In the entries below, find the lines with the word "this" and copy them.

» **RECORDS FOR THE TASK**
* * * * * * * * *

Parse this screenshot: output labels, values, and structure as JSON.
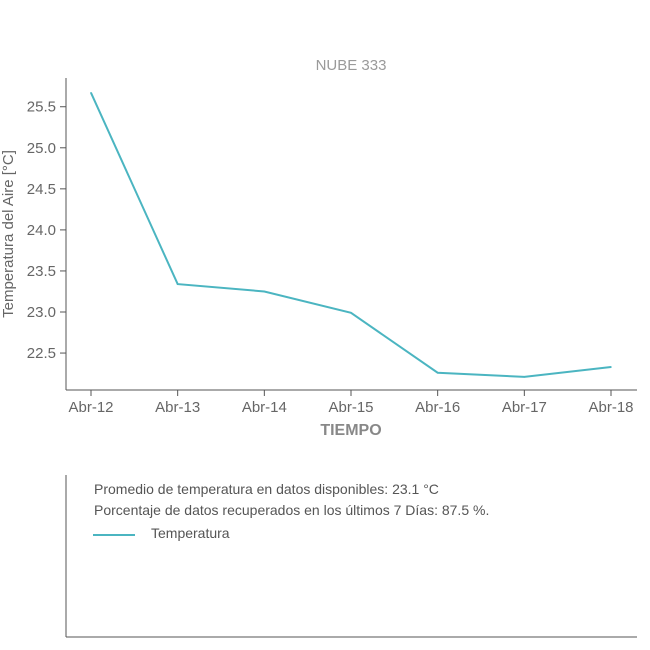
{
  "colors": {
    "series": "#4bb5c1",
    "axis": "#555555",
    "title": "#9a9a9a"
  },
  "chart_data": {
    "type": "line",
    "title": "NUBE 333",
    "xlabel": "TIEMPO",
    "ylabel": "Temperatura del Aire [°C]",
    "categories": [
      "Abr-12",
      "Abr-13",
      "Abr-14",
      "Abr-15",
      "Abr-16",
      "Abr-17",
      "Abr-18"
    ],
    "series": [
      {
        "name": "Temperatura",
        "values": [
          25.67,
          23.34,
          23.25,
          22.99,
          22.26,
          22.21,
          22.33
        ]
      }
    ],
    "yticks": [
      "22.5",
      "23.0",
      "23.5",
      "24.0",
      "24.5",
      "25.0",
      "25.5"
    ],
    "ytick_values": [
      22.5,
      23.0,
      23.5,
      24.0,
      24.5,
      25.0,
      25.5
    ],
    "ylim": [
      22.05,
      25.85
    ],
    "grid": false,
    "legend": "bottom-left"
  },
  "info": {
    "average_text": "Promedio de temperatura en datos disponibles: 23.1 °C",
    "percent_text": "Porcentaje de datos recuperados en los últimos 7 Días: 87.5 %."
  }
}
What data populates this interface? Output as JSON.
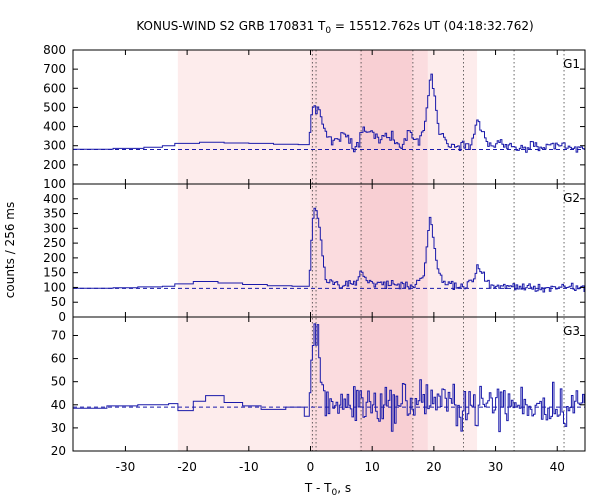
{
  "chart_data": {
    "type": "line",
    "title_parts": {
      "prefix": "KONUS-WIND S2 GRB 170831 T",
      "sub": "0",
      "suffix": " = 15512.762s UT (04:18:32.762)"
    },
    "xlabel_parts": {
      "prefix": "T - T",
      "sub": "0",
      "suffix": ", s"
    },
    "ylabel": "counts / 256 ms",
    "xlim": [
      -38.5,
      44.5
    ],
    "x_ticks": [
      -30,
      -20,
      -10,
      0,
      10,
      20,
      30,
      40
    ],
    "x_tick_labels": [
      "-30",
      "-20",
      "-10",
      "0",
      "10",
      "20",
      "30",
      "40"
    ],
    "shaded_intervals": [
      {
        "x0": -21.5,
        "x1": 27.0,
        "level": "light"
      },
      {
        "x0": 0.0,
        "x1": 19.0,
        "level": "medium"
      },
      {
        "x0": 8.0,
        "x1": 16.5,
        "level": "dark"
      }
    ],
    "vlines": [
      0.3,
      0.9,
      8.2,
      16.6,
      24.8,
      33.0,
      41.1
    ],
    "colors": {
      "line": "#1a1aaa",
      "background_fit": "#1a1aaa",
      "light": "#fdecec",
      "medium": "#fbdcdf",
      "dark": "#f8cfd3",
      "vline": "#444444"
    },
    "panels": [
      {
        "name": "G1",
        "ylim": [
          100,
          800
        ],
        "yticks": [
          100,
          200,
          300,
          400,
          500,
          600,
          700,
          800
        ],
        "ytick_labels": [
          "100",
          "200",
          "300",
          "400",
          "500",
          "600",
          "700",
          "800"
        ],
        "background": 280,
        "coarse": [
          [
            -38.5,
            282
          ],
          [
            -32,
            286
          ],
          [
            -27,
            292
          ],
          [
            -24,
            300
          ],
          [
            -22,
            312
          ],
          [
            -18,
            318
          ],
          [
            -14,
            314
          ],
          [
            -10,
            312
          ],
          [
            -6,
            308
          ],
          [
            -2,
            306
          ]
        ],
        "fine": [
          [
            -0.2,
            320
          ],
          [
            0.3,
            500
          ],
          [
            0.6,
            520
          ],
          [
            0.9,
            490
          ],
          [
            1.2,
            505
          ],
          [
            1.6,
            440
          ],
          [
            2.2,
            400
          ],
          [
            2.8,
            350
          ],
          [
            3.5,
            320
          ],
          [
            4.5,
            330
          ],
          [
            5.5,
            360
          ],
          [
            6.5,
            320
          ],
          [
            7.2,
            280
          ],
          [
            7.8,
            300
          ],
          [
            8.2,
            370
          ],
          [
            8.8,
            380
          ],
          [
            9.5,
            370
          ],
          [
            10.2,
            360
          ],
          [
            11,
            330
          ],
          [
            12,
            350
          ],
          [
            13,
            360
          ],
          [
            14,
            320
          ],
          [
            15,
            300
          ],
          [
            15.5,
            340
          ],
          [
            16,
            390
          ],
          [
            16.6,
            340
          ],
          [
            17.5,
            320
          ],
          [
            18.5,
            400
          ],
          [
            19.2,
            590
          ],
          [
            19.6,
            670
          ],
          [
            20,
            600
          ],
          [
            20.5,
            450
          ],
          [
            21,
            360
          ],
          [
            22,
            330
          ],
          [
            23,
            300
          ],
          [
            24,
            310
          ],
          [
            25,
            300
          ],
          [
            26,
            320
          ],
          [
            26.7,
            400
          ],
          [
            27.2,
            430
          ],
          [
            27.8,
            380
          ],
          [
            28.5,
            320
          ],
          [
            29.5,
            300
          ],
          [
            30.5,
            320
          ],
          [
            31.5,
            290
          ],
          [
            32.5,
            300
          ],
          [
            33.5,
            285
          ],
          [
            35,
            290
          ],
          [
            36.5,
            300
          ],
          [
            38,
            285
          ],
          [
            39.5,
            290
          ],
          [
            41,
            300
          ],
          [
            42.5,
            280
          ],
          [
            44,
            290
          ]
        ],
        "noise": 18
      },
      {
        "name": "G2",
        "ylim": [
          0,
          450
        ],
        "yticks": [
          0,
          50,
          100,
          150,
          200,
          250,
          300,
          350,
          400
        ],
        "ytick_labels": [
          "0",
          "50",
          "100",
          "150",
          "200",
          "250",
          "300",
          "350",
          "400"
        ],
        "background": 97,
        "coarse": [
          [
            -38.5,
            97
          ],
          [
            -32,
            99
          ],
          [
            -28,
            102
          ],
          [
            -24,
            104
          ],
          [
            -22,
            112
          ],
          [
            -19,
            120
          ],
          [
            -15,
            115
          ],
          [
            -11,
            110
          ],
          [
            -7,
            106
          ],
          [
            -3,
            104
          ]
        ],
        "fine": [
          [
            -0.2,
            110
          ],
          [
            0.3,
            300
          ],
          [
            0.6,
            370
          ],
          [
            0.9,
            360
          ],
          [
            1.2,
            340
          ],
          [
            1.6,
            270
          ],
          [
            2.0,
            200
          ],
          [
            2.5,
            130
          ],
          [
            3.5,
            115
          ],
          [
            5,
            110
          ],
          [
            6.5,
            105
          ],
          [
            7.5,
            110
          ],
          [
            8.2,
            170
          ],
          [
            8.6,
            140
          ],
          [
            9.5,
            120
          ],
          [
            11,
            110
          ],
          [
            12.5,
            115
          ],
          [
            14,
            110
          ],
          [
            15.5,
            105
          ],
          [
            17,
            110
          ],
          [
            18.5,
            150
          ],
          [
            19.1,
            300
          ],
          [
            19.5,
            330
          ],
          [
            19.9,
            260
          ],
          [
            20.5,
            170
          ],
          [
            21.5,
            120
          ],
          [
            22.5,
            110
          ],
          [
            24,
            105
          ],
          [
            25.5,
            110
          ],
          [
            26.5,
            130
          ],
          [
            27.1,
            175
          ],
          [
            27.6,
            150
          ],
          [
            28.5,
            120
          ],
          [
            30,
            105
          ],
          [
            31.5,
            100
          ],
          [
            33,
            105
          ],
          [
            35,
            100
          ],
          [
            37,
            98
          ],
          [
            39,
            100
          ],
          [
            41,
            98
          ],
          [
            43,
            97
          ],
          [
            44,
            96
          ]
        ],
        "noise": 10
      },
      {
        "name": "G3",
        "ylim": [
          20,
          78
        ],
        "yticks": [
          20,
          30,
          40,
          50,
          60,
          70
        ],
        "ytick_labels": [
          "20",
          "30",
          "40",
          "50",
          "60",
          "70"
        ],
        "background": 39,
        "coarse": [
          [
            -38.5,
            38.5
          ],
          [
            -33,
            39.5
          ],
          [
            -28,
            40
          ],
          [
            -23,
            40.5
          ],
          [
            -21.5,
            37.5
          ],
          [
            -19,
            41.5
          ],
          [
            -17,
            44
          ],
          [
            -14,
            41
          ],
          [
            -11,
            39.5
          ],
          [
            -8,
            38
          ],
          [
            -4,
            39
          ],
          [
            -1,
            35
          ]
        ],
        "fine": [
          [
            -0.2,
            38
          ],
          [
            0.3,
            68
          ],
          [
            0.6,
            73
          ],
          [
            0.9,
            66
          ],
          [
            1.2,
            70
          ],
          [
            1.6,
            55
          ],
          [
            2.2,
            45
          ],
          [
            3,
            41
          ],
          [
            5,
            40
          ],
          [
            8,
            41
          ],
          [
            12,
            40
          ],
          [
            16,
            41
          ],
          [
            19.5,
            43
          ],
          [
            22,
            40
          ],
          [
            26,
            40
          ],
          [
            30,
            40
          ],
          [
            34,
            40
          ],
          [
            38,
            40
          ],
          [
            42,
            40
          ],
          [
            44,
            40
          ]
        ],
        "noise": 6.5
      }
    ]
  }
}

* * * * * * * * *

» **THE COMPLETED TASK**
Parse this screenshot: output labels, values, and structure as JSON.
What data populates this interface? Output as JSON.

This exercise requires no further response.